#### Brief:
Copy out all the records, word for word.

[Stored entries]
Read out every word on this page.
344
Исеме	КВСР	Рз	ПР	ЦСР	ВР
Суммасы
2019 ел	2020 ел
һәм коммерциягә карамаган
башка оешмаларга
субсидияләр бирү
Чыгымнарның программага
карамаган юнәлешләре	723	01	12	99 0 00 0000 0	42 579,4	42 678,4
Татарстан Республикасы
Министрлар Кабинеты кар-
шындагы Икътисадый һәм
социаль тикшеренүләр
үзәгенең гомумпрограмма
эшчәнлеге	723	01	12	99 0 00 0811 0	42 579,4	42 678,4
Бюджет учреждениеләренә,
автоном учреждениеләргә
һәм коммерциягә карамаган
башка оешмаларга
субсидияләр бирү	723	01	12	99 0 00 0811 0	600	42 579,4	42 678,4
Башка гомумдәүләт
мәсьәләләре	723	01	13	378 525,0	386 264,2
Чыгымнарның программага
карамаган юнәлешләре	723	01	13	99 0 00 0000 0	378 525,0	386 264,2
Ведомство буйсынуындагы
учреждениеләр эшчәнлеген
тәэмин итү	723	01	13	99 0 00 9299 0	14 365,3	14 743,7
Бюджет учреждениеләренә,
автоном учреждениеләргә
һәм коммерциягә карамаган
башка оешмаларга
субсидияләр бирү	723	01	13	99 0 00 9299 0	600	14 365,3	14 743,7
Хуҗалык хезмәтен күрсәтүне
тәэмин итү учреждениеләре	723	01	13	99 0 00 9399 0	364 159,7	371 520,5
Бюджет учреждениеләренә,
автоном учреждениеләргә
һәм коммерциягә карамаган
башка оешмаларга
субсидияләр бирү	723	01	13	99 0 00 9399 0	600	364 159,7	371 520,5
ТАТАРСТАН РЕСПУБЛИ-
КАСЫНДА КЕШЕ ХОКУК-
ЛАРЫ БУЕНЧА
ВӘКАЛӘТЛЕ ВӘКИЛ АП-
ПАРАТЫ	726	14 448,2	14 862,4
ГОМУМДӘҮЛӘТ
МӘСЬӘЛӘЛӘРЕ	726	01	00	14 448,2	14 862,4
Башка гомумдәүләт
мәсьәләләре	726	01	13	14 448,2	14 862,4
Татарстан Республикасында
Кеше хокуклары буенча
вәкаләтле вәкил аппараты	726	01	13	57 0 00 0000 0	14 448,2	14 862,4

#### Worked answer:
Read out every word on this page.
344
Исеме	КВСР	Рз	ПР	ЦСР	ВР
Суммасы
2019 ел	2020 ел
һәм коммерциягә карамаган
башка оешмаларга
субсидияләр бирү
Чыгымнарның программага
карамаган юнәлешләре	723	01	12	99 0 00 0000 0	42 579,4	42 678,4
Татарстан Республикасы
Министрлар Кабинеты кар-
шындагы Икътисадый һәм
социаль тикшеренүләр
үзәгенең гомумпрограмма
эшчәнлеге	723	01	12	99 0 00 0811 0	42 579,4	42 678,4
Бюджет учреждениеләренә,
автоном учреждениеләргә
һәм коммерциягә карамаган
башка оешмаларга
субсидияләр бирү	723	01	12	99 0 00 0811 0	600	42 579,4	42 678,4
Башка гомумдәүләт
мәсьәләләре	723	01	13	378 525,0	386 264,2
Чыгымнарның программага
карамаган юнәлешләре	723	01	13	99 0 00 0000 0	378 525,0	386 264,2
Ведомство буйсынуындагы
учреждениеләр эшчәнлеген
тәэмин итү	723	01	13	99 0 00 9299 0	14 365,3	14 743,7
Бюджет учреждениеләренә,
автоном учреждениеләргә
һәм коммерциягә карамаган
башка оешмаларга
субсидияләр бирү	723	01	13	99 0 00 9299 0	600	14 365,3	14 743,7
Хуҗалык хезмәтен күрсәтүне
тәэмин итү учреждениеләре	723	01	13	99 0 00 9399 0	364 159,7	371 520,5
Бюджет учреждениеләренә,
автоном учреждениеләргә
һәм коммерциягә карамаган
башка оешмаларга
субсидияләр бирү	723	01	13	99 0 00 9399 0	600	364 159,7	371 520,5
ТАТАРСТАН РЕСПУБЛИ-
КАСЫНДА КЕШЕ ХОКУК-
ЛАРЫ БУЕНЧА
ВӘКАЛӘТЛЕ ВӘКИЛ АП-
ПАРАТЫ	726	14 448,2	14 862,4
ГОМУМДӘҮЛӘТ
МӘСЬӘЛӘЛӘРЕ	726	01	00	14 448,2	14 862,4
Башка гомумдәүләт
мәсьәләләре	726	01	13	14 448,2	14 862,4
Татарстан Республикасында
Кеше хокуклары буенча
вәкаләтле вәкил аппараты	726	01	13	57 0 00 0000 0	14 448,2	14 862,4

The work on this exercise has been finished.